- Records shown:
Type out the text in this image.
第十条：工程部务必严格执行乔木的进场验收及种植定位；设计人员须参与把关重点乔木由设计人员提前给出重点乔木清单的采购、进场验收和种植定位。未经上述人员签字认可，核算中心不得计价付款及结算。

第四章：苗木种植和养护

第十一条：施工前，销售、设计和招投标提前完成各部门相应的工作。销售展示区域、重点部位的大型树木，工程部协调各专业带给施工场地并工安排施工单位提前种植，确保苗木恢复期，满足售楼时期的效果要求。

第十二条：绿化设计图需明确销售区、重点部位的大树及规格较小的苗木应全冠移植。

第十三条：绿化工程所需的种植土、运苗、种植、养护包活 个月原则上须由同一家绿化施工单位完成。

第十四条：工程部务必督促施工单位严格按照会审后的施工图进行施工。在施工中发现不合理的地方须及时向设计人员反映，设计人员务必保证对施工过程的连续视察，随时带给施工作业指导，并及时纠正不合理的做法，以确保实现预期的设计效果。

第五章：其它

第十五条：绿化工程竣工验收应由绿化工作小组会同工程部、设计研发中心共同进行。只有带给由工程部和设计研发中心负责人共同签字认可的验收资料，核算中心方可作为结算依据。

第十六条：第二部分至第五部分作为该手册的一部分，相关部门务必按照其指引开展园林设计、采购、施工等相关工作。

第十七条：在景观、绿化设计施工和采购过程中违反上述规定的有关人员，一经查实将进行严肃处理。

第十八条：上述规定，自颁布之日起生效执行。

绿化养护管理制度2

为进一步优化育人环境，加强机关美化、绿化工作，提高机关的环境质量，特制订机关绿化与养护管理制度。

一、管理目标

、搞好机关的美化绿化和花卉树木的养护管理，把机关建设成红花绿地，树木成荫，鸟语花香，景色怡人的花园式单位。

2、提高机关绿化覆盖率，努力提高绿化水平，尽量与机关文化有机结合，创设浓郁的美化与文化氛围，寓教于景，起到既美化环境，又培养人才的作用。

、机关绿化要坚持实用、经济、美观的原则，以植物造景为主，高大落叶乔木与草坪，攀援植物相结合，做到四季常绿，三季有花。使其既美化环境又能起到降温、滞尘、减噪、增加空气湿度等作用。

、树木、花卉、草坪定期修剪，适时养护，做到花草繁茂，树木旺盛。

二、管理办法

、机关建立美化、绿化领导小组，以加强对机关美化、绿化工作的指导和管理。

- To be done: Your task is to output all of the data above word for word.

- Written reply:
Type out the text in this image.
第十条：工程部务必严格执行乔木的进场验收及种植定位；设计人员须参与把关重点乔木由设计人员提前给出重点乔木清单的采购、进场验收和种植定位。未经上述人员签字认可，核算中心不得计价付款及结算。

第四章：苗木种植和养护

第十一条：施工前，销售、设计和招投标提前完成各部门相应的工作。销售展示区域、重点部位的大型树木，工程部协调各专业带给施工场地并工安排施工单位提前种植，确保苗木恢复期，满足售楼时期的效果要求。

第十二条：绿化设计图需明确销售区、重点部位的大树及规格较小的苗木应全冠移植。

第十三条：绿化工程所需的种植土、运苗、种植、养护包活 个月原则上须由同一家绿化施工单位完成。

第十四条：工程部务必督促施工单位严格按照会审后的施工图进行施工。在施工中发现不合理的地方须及时向设计人员反映，设计人员务必保证对施工过程的连续视察，随时带给施工作业指导，并及时纠正不合理的做法，以确保实现预期的设计效果。

第五章：其它

第十五条：绿化工程竣工验收应由绿化工作小组会同工程部、设计研发中心共同进行。只有带给由工程部和设计研发中心负责人共同签字认可的验收资料，核算中心方可作为结算依据。

第十六条：第二部分至第五部分作为该手册的一部分，相关部门务必按照其指引开展园林设计、采购、施工等相关工作。

第十七条：在景观、绿化设计施工和采购过程中违反上述规定的有关人员，一经查实将进行严肃处理。

第十八条：上述规定，自颁布之日起生效执行。

绿化养护管理制度2

为进一步优化育人环境，加强机关美化、绿化工作，提高机关的环境质量，特制订机关绿化与养护管理制度。

一、管理目标

、搞好机关的美化绿化和花卉树木的养护管理，把机关建设成红花绿地，树木成荫，鸟语花香，景色怡人的花园式单位。

2、提高机关绿化覆盖率，努力提高绿化水平，尽量与机关文化有机结合，创设浓郁的美化与文化氛围，寓教于景，起到既美化环境，又培养人才的作用。

、机关绿化要坚持实用、经济、美观的原则，以植物造景为主，高大落叶乔木与草坪，攀援植物相结合，做到四季常绿，三季有花。使其既美化环境又能起到降温、滞尘、减噪、增加空气湿度等作用。

、树木、花卉、草坪定期修剪，适时养护，做到花草繁茂，树木旺盛。

二、管理办法

、机关建立美化、绿化领导小组，以加强对机关美化、绿化工作的指导和管理。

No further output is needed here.